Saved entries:
=-=-=

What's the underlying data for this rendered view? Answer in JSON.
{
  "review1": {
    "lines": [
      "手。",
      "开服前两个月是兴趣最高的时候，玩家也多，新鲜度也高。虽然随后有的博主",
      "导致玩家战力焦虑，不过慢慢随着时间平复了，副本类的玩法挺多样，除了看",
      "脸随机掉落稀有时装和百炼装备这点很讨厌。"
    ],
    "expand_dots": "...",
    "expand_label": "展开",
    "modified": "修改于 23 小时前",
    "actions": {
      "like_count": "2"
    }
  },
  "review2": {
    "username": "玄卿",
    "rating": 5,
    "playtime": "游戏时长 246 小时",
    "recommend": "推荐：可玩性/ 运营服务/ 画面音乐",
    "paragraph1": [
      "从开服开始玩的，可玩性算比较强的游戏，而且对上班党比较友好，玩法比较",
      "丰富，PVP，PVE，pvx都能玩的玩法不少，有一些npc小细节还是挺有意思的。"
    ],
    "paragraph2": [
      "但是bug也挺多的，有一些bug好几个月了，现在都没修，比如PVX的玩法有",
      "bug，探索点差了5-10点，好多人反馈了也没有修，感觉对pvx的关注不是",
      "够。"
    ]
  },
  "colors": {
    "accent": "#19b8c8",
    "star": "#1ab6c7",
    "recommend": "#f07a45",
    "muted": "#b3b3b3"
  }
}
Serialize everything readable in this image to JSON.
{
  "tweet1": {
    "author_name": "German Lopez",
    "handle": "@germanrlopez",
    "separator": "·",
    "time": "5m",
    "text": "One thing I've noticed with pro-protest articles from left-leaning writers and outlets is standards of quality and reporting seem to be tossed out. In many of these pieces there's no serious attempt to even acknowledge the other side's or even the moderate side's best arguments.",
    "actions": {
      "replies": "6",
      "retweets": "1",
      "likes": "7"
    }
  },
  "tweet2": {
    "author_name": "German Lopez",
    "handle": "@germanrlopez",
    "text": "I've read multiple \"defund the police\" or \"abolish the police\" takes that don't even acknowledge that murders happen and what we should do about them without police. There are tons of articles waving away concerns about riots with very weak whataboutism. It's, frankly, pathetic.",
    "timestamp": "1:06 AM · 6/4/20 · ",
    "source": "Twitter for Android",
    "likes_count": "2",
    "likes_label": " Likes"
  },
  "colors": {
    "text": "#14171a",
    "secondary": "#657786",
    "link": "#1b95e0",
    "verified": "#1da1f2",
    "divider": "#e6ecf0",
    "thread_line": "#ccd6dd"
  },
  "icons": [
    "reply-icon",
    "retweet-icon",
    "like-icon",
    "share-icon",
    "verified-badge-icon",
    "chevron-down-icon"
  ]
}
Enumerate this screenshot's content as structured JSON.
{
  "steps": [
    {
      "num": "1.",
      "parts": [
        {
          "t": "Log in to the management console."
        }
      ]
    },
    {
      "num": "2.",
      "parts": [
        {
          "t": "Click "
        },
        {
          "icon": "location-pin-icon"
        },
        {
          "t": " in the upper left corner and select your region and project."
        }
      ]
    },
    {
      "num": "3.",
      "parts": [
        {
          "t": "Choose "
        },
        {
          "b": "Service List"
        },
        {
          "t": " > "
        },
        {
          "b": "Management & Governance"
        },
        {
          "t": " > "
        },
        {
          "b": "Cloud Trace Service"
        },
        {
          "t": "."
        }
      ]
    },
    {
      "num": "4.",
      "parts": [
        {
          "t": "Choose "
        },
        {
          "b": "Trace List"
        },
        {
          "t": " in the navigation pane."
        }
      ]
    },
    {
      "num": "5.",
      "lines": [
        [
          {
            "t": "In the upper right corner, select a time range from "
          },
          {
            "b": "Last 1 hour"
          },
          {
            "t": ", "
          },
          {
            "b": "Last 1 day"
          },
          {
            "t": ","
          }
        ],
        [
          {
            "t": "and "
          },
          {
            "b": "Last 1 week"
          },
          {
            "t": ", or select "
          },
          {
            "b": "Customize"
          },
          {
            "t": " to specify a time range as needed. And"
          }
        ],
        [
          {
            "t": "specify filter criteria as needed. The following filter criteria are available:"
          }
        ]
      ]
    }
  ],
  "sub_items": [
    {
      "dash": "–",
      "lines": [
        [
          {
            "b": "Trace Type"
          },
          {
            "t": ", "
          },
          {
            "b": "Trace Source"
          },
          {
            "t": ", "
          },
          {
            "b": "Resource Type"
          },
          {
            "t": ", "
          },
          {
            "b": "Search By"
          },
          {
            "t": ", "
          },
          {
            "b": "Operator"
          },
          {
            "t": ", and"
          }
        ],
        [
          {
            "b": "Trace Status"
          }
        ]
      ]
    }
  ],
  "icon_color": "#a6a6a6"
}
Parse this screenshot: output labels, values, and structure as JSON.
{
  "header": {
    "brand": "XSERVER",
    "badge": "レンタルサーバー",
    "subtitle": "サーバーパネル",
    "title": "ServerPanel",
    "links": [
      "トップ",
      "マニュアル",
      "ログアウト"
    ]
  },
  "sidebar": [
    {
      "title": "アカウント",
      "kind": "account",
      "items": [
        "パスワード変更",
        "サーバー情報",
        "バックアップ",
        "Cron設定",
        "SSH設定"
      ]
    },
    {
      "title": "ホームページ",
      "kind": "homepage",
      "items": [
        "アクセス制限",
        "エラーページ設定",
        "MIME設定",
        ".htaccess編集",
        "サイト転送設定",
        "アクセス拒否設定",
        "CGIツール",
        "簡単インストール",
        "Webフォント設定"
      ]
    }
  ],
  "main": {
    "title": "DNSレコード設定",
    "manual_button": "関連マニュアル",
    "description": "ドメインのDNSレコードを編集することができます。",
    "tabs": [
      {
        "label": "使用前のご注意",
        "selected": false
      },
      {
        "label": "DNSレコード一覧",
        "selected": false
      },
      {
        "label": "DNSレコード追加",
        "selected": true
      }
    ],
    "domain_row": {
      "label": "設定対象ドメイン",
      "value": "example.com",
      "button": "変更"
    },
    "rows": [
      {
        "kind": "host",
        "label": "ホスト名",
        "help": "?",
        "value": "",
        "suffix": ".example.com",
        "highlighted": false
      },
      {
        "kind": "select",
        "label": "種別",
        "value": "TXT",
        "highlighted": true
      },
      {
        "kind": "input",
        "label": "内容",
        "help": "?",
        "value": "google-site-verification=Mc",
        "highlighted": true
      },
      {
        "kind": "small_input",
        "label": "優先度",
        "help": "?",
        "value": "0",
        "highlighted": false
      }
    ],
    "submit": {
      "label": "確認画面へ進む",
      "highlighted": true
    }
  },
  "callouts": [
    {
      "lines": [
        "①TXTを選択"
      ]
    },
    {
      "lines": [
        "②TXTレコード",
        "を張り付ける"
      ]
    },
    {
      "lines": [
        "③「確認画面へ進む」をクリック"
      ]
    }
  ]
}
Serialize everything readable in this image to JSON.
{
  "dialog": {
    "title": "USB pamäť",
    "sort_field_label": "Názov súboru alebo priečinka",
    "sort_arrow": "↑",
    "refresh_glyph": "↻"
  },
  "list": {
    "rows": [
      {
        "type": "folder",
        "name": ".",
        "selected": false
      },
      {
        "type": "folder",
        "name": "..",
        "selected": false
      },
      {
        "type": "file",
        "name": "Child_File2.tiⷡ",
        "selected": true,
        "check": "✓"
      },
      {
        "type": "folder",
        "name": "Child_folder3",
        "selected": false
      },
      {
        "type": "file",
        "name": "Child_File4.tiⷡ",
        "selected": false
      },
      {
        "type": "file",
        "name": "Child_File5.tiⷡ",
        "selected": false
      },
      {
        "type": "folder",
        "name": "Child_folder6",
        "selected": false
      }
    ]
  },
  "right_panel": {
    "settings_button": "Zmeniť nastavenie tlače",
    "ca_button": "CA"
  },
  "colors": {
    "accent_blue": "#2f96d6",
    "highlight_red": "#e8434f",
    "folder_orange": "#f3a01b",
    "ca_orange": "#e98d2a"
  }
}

=-=-=

Challenge → From the records above, pull out each line that has "needed".

Task output →
            "t": " to specify a time range as needed. And"
            "t": "specify filter criteria as needed. The following filter criteria are available:"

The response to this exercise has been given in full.